#### Stated task
Filter the entries and copy each line that contains the string "Conspirator".

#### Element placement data
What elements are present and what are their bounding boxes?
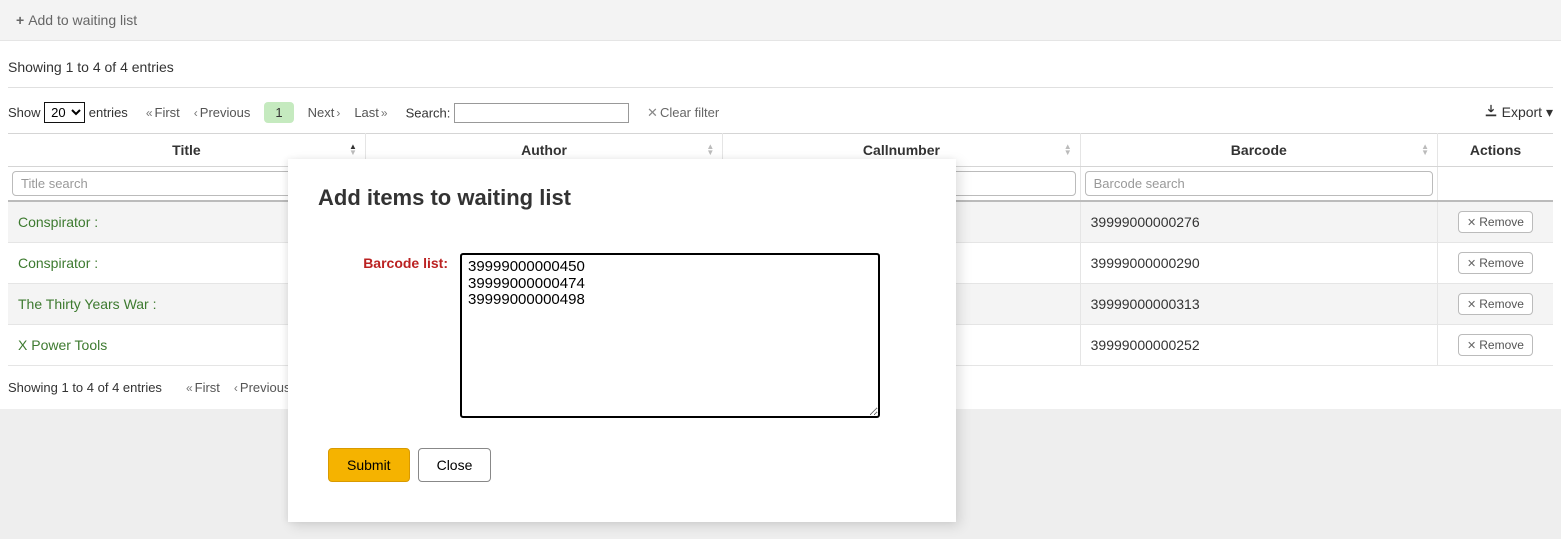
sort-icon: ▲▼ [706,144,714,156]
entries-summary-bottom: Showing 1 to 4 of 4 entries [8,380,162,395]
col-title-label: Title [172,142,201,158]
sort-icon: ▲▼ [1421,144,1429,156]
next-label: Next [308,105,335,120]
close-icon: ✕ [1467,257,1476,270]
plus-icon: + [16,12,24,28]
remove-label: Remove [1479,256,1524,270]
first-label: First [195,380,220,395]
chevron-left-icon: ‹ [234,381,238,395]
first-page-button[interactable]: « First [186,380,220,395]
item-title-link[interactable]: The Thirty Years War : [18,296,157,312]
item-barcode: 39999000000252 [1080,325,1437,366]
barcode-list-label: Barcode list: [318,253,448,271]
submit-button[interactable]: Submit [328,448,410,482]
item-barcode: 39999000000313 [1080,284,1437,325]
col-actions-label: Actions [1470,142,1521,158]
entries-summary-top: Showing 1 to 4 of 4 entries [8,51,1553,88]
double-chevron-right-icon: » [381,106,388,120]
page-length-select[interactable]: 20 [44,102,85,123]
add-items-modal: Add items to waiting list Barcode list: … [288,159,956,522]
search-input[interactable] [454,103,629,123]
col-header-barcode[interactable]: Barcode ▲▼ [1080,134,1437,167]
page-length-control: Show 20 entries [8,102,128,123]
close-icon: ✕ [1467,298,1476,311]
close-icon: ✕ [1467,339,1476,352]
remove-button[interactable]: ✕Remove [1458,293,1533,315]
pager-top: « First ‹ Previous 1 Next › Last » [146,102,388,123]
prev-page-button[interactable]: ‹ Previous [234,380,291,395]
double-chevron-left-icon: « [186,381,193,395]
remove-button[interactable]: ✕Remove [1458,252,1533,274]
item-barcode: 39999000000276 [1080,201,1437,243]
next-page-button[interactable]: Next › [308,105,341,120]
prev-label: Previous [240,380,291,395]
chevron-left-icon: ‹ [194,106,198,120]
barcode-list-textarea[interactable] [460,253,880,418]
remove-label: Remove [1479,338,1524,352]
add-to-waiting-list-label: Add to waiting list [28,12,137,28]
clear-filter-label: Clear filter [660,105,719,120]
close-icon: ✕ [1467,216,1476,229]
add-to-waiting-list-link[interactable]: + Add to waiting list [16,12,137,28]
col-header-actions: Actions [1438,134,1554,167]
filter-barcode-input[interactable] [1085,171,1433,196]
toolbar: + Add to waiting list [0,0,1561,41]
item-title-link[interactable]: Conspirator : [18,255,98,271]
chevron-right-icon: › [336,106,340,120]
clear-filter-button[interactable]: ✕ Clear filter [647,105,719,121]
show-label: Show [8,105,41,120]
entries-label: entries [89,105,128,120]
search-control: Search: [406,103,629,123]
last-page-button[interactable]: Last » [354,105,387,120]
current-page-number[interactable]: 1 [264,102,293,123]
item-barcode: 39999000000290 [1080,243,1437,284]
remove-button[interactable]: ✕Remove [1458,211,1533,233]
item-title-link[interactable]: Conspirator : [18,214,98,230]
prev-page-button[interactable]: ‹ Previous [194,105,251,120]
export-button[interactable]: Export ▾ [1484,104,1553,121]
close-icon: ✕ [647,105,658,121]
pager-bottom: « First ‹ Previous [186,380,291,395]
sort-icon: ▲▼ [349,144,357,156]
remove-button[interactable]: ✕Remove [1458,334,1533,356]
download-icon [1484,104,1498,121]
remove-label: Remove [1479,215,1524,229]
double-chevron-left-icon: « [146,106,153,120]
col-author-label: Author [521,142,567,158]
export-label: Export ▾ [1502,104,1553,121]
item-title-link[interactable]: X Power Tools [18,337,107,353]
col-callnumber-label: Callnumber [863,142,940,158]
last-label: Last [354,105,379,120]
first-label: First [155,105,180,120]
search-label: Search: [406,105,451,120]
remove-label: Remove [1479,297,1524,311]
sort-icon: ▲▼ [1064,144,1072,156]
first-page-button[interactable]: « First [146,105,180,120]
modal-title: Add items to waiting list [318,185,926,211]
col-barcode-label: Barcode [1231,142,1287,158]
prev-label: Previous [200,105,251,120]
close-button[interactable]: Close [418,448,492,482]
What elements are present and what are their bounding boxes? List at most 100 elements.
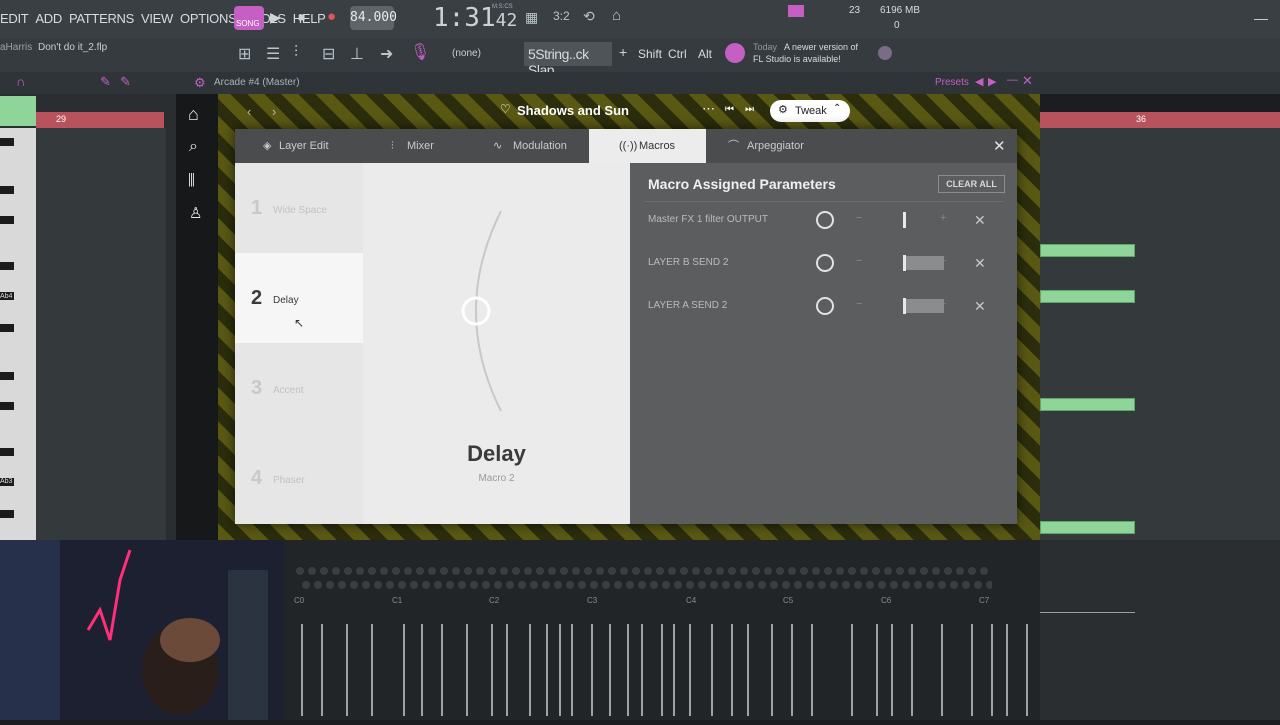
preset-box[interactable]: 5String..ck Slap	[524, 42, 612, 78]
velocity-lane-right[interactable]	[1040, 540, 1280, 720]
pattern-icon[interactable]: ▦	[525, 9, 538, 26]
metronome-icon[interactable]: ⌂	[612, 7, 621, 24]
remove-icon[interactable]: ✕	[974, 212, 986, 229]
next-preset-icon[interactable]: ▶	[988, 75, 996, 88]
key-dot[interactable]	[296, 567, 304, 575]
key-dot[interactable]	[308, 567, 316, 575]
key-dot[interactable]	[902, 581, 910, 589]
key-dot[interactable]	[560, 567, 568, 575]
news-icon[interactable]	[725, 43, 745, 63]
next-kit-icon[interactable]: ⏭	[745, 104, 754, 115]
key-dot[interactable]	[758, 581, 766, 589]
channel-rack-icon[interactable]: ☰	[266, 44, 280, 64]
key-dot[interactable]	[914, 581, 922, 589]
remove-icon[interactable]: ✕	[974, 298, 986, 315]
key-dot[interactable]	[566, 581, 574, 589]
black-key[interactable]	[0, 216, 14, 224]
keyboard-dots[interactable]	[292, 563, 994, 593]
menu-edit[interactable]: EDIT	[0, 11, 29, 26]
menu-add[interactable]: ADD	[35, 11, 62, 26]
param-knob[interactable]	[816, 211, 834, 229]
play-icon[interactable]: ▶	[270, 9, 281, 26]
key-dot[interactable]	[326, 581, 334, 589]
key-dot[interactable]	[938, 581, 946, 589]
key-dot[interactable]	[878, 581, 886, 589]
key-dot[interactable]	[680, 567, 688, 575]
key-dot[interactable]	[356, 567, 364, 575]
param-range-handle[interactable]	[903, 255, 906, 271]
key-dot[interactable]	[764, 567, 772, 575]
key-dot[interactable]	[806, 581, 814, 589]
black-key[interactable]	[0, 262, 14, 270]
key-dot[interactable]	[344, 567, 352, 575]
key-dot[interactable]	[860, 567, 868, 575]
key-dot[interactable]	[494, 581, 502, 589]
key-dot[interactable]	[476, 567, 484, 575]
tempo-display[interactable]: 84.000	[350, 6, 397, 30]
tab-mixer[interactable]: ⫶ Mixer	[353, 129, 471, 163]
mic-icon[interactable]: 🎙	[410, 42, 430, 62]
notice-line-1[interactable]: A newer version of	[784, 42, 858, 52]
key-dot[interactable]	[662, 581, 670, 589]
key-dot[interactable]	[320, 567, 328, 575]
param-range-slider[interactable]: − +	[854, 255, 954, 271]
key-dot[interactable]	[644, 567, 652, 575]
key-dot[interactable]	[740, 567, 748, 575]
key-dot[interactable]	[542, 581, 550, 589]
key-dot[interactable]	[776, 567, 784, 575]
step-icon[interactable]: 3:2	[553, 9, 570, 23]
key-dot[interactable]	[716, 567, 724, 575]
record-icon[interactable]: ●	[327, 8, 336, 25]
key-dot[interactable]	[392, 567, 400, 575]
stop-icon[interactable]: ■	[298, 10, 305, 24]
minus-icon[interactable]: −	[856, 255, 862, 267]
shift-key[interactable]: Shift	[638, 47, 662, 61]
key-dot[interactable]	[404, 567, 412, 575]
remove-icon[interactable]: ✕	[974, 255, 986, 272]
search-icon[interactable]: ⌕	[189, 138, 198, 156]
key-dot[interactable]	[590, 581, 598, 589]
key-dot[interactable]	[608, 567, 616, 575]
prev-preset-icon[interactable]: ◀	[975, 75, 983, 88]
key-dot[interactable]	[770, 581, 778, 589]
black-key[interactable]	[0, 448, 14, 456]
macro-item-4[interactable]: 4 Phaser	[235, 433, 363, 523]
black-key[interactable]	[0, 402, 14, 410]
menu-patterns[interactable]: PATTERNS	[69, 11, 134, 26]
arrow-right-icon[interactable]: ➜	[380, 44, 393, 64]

#### Response to this task
item-title-link[interactable]: Conspirator : [18,255,98,271]
item-title-link[interactable]: Conspirator : [18,214,98,230]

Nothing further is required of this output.